Could you write out every entry exactly as it stands?
----------
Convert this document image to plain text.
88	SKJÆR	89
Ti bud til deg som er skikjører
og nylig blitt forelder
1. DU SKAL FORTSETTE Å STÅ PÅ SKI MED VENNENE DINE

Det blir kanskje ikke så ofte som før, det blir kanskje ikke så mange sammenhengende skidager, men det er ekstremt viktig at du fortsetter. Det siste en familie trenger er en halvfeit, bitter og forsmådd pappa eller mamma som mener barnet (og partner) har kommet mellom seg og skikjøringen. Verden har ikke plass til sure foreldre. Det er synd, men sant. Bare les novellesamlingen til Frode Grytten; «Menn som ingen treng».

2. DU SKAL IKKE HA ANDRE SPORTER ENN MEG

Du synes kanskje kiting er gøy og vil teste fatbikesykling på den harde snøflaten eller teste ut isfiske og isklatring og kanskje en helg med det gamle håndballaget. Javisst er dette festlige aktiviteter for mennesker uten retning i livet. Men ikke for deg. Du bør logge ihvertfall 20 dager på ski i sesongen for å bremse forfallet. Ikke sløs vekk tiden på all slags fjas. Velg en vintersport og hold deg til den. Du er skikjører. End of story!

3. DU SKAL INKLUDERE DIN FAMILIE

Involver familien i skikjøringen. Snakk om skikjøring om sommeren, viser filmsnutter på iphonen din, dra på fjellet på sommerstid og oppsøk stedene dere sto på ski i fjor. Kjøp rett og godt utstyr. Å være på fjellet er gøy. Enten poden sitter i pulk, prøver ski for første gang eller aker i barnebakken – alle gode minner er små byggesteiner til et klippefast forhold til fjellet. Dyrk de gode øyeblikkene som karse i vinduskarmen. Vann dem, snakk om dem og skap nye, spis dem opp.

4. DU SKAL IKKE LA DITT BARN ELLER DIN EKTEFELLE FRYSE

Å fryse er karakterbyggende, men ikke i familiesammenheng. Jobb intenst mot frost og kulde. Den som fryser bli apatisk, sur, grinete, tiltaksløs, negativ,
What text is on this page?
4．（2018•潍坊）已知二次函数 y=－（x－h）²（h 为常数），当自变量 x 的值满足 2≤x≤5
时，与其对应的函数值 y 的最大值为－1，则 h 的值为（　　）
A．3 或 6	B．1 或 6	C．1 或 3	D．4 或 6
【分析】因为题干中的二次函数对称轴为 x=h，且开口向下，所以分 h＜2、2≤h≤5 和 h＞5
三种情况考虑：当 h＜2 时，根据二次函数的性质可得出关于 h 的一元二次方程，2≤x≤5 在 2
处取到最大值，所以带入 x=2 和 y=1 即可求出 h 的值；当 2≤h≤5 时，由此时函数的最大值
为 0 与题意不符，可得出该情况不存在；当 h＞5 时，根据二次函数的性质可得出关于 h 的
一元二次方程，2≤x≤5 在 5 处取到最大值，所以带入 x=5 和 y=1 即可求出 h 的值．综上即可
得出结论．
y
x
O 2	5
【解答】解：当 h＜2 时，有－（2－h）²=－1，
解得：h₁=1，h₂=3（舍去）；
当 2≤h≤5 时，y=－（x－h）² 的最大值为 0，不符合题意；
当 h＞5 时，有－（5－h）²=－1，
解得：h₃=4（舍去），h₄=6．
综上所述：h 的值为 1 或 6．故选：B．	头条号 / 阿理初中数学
----------
Answer for the task:
Convert this document image to plain text.
88	SKJÆR	89
Ti bud til deg som er skikjører
og nylig blitt forelder
1. DU SKAL FORTSETTE Å STÅ PÅ SKI MED VENNENE DINE

Det blir kanskje ikke så ofte som før, det blir kanskje ikke så mange sammenhengende skidager, men det er ekstremt viktig at du fortsetter. Det siste en familie trenger er en halvfeit, bitter og forsmådd pappa eller mamma som mener barnet (og partner) har kommet mellom seg og skikjøringen. Verden har ikke plass til sure foreldre. Det er synd, men sant. Bare les novellesamlingen til Frode Grytten; «Menn som ingen treng».

2. DU SKAL IKKE HA ANDRE SPORTER ENN MEG

Du synes kanskje kiting er gøy og vil teste fatbikesykling på den harde snøflaten eller teste ut isfiske og isklatring og kanskje en helg med det gamle håndballaget. Javisst er dette festlige aktiviteter for mennesker uten retning i livet. Men ikke for deg. Du bør logge ihvertfall 20 dager på ski i sesongen for å bremse forfallet. Ikke sløs vekk tiden på all slags fjas. Velg en vintersport og hold deg til den. Du er skikjører. End of story!

3. DU SKAL INKLUDERE DIN FAMILIE

Involver familien i skikjøringen. Snakk om skikjøring om sommeren, viser filmsnutter på iphonen din, dra på fjellet på sommerstid og oppsøk stedene dere sto på ski i fjor. Kjøp rett og godt utstyr. Å være på fjellet er gøy. Enten poden sitter i pulk, prøver ski for første gang eller aker i barnebakken – alle gode minner er små byggesteiner til et klippefast forhold til fjellet. Dyrk de gode øyeblikkene som karse i vinduskarmen. Vann dem, snakk om dem og skap nye, spis dem opp.

4. DU SKAL IKKE LA DITT BARN ELLER DIN EKTEFELLE FRYSE

Å fryse er karakterbyggende, men ikke i familiesammenheng. Jobb intenst mot frost og kulde. Den som fryser bli apatisk, sur, grinete, tiltaksløs, negativ,
What text is on this page?
4．（2018•潍坊）已知二次函数 y=－（x－h）²（h 为常数），当自变量 x 的值满足 2≤x≤5
时，与其对应的函数值 y 的最大值为－1，则 h 的值为（　　）
A．3 或 6	B．1 或 6	C．1 或 3	D．4 或 6
【分析】因为题干中的二次函数对称轴为 x=h，且开口向下，所以分 h＜2、2≤h≤5 和 h＞5
三种情况考虑：当 h＜2 时，根据二次函数的性质可得出关于 h 的一元二次方程，2≤x≤5 在 2
处取到最大值，所以带入 x=2 和 y=1 即可求出 h 的值；当 2≤h≤5 时，由此时函数的最大值
为 0 与题意不符，可得出该情况不存在；当 h＞5 时，根据二次函数的性质可得出关于 h 的
一元二次方程，2≤x≤5 在 5 处取到最大值，所以带入 x=5 和 y=1 即可求出 h 的值．综上即可
得出结论．
y
x
O 2	5
【解答】解：当 h＜2 时，有－（2－h）²=－1，
解得：h₁=1，h₂=3（舍去）；
当 2≤h≤5 时，y=－（x－h）² 的最大值为 0，不符合题意；
当 h＞5 时，有－（5－h）²=－1，
解得：h₃=4（舍去），h₄=6．
综上所述：h 的值为 1 或 6．故选：B．	头条号 / 阿理初中数学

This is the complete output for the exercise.